## START GIVEN INFORMATION

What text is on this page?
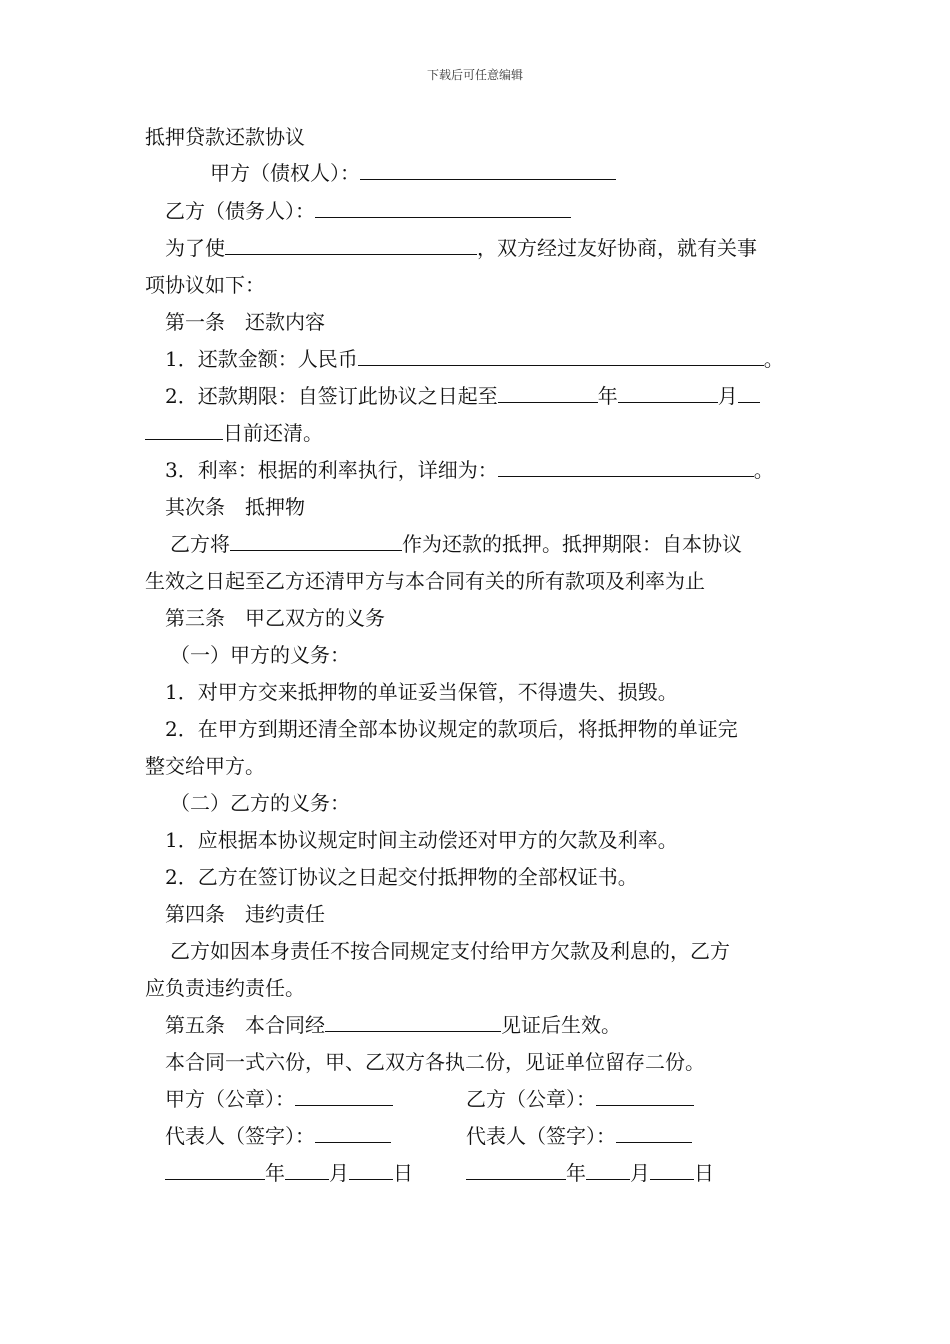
下载后可任意编辑
抵押贷款还款协议
甲方（债权人）：
乙方（债务人）：
为了使	，双方经过友好协商，就有关事
项协议如下：
第一条　还款内容
1．还款金额：人民币	。
2．还款期限：自签订此协议之日起至	年	月
日前还清。
3．利率：根据的利率执行，详细为：	。
其次条　抵押物
乙方将	作为还款的抵押。抵押期限：自本协议
生效之日起至乙方还清甲方与本合同有关的所有款项及利率为止
第三条　甲乙双方的义务
（一）甲方的义务：
1．对甲方交来抵押物的单证妥当保管，不得遗失、损毁。
2．在甲方到期还清全部本协议规定的款项后，将抵押物的单证完
整交给甲方。
（二）乙方的义务：
1．应根据本协议规定时间主动偿还对甲方的欠款及利率。
2．乙方在签订协议之日起交付抵押物的全部权证书。
第四条　违约责任
乙方如因本身责任不按合同规定支付给甲方欠款及利息的，乙方
应负责违约责任。
第五条　本合同经	见证后生效。
本合同一式六份，甲、乙双方各执二份，见证单位留存二份。
甲方（公章）：	乙方（公章）：
代表人（签字）：	代表人（签字）：
年 月 日	年 月 日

## END GIVEN INFORMATION

SHORT EXERCISE:
From the listing, extract all text exactly as given and drop any picture.

RESULT:
What text is on this page?
下载后可任意编辑
抵押贷款还款协议
甲方（债权人）：
乙方（债务人）：
为了使	，双方经过友好协商，就有关事
项协议如下：
第一条　还款内容
1．还款金额：人民币	。
2．还款期限：自签订此协议之日起至	年	月
日前还清。
3．利率：根据的利率执行，详细为：	。
其次条　抵押物
乙方将	作为还款的抵押。抵押期限：自本协议
生效之日起至乙方还清甲方与本合同有关的所有款项及利率为止
第三条　甲乙双方的义务
（一）甲方的义务：
1．对甲方交来抵押物的单证妥当保管，不得遗失、损毁。
2．在甲方到期还清全部本协议规定的款项后，将抵押物的单证完
整交给甲方。
（二）乙方的义务：
1．应根据本协议规定时间主动偿还对甲方的欠款及利率。
2．乙方在签订协议之日起交付抵押物的全部权证书。
第四条　违约责任
乙方如因本身责任不按合同规定支付给甲方欠款及利息的，乙方
应负责违约责任。
第五条　本合同经	见证后生效。
本合同一式六份，甲、乙双方各执二份，见证单位留存二份。
甲方（公章）：	乙方（公章）：
代表人（签字）：	代表人（签字）：
年 月 日	年 月 日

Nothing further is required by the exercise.